──────── Records shown
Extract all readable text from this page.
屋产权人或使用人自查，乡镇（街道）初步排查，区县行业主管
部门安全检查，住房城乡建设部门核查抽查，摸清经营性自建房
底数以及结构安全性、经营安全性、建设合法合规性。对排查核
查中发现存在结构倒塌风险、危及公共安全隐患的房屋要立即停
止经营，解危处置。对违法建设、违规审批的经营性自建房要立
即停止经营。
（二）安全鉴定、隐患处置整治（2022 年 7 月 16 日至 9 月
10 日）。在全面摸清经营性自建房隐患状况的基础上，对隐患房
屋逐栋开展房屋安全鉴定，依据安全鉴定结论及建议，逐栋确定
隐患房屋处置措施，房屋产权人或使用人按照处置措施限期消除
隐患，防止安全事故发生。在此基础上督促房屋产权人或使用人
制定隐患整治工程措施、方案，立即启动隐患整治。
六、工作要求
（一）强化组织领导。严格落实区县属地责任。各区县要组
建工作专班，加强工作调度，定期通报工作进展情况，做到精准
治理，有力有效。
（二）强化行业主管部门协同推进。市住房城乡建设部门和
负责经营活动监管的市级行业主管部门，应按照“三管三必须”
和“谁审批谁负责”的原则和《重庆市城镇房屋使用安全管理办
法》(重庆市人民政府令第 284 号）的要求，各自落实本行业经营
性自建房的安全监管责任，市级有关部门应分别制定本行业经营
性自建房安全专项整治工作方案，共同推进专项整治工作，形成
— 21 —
────────────────
Problem to solve -> Reproduce the entries above in full, verbatim.

Finished task ->
Extract all readable text from this page.
屋产权人或使用人自查，乡镇（街道）初步排查，区县行业主管
部门安全检查，住房城乡建设部门核查抽查，摸清经营性自建房
底数以及结构安全性、经营安全性、建设合法合规性。对排查核
查中发现存在结构倒塌风险、危及公共安全隐患的房屋要立即停
止经营，解危处置。对违法建设、违规审批的经营性自建房要立
即停止经营。
（二）安全鉴定、隐患处置整治（2022 年 7 月 16 日至 9 月
10 日）。在全面摸清经营性自建房隐患状况的基础上，对隐患房
屋逐栋开展房屋安全鉴定，依据安全鉴定结论及建议，逐栋确定
隐患房屋处置措施，房屋产权人或使用人按照处置措施限期消除
隐患，防止安全事故发生。在此基础上督促房屋产权人或使用人
制定隐患整治工程措施、方案，立即启动隐患整治。
六、工作要求
（一）强化组织领导。严格落实区县属地责任。各区县要组
建工作专班，加强工作调度，定期通报工作进展情况，做到精准
治理，有力有效。
（二）强化行业主管部门协同推进。市住房城乡建设部门和
负责经营活动监管的市级行业主管部门，应按照“三管三必须”
和“谁审批谁负责”的原则和《重庆市城镇房屋使用安全管理办
法》(重庆市人民政府令第 284 号）的要求，各自落实本行业经营
性自建房的安全监管责任，市级有关部门应分别制定本行业经营
性自建房安全专项整治工作方案，共同推进专项整治工作，形成
— 21 —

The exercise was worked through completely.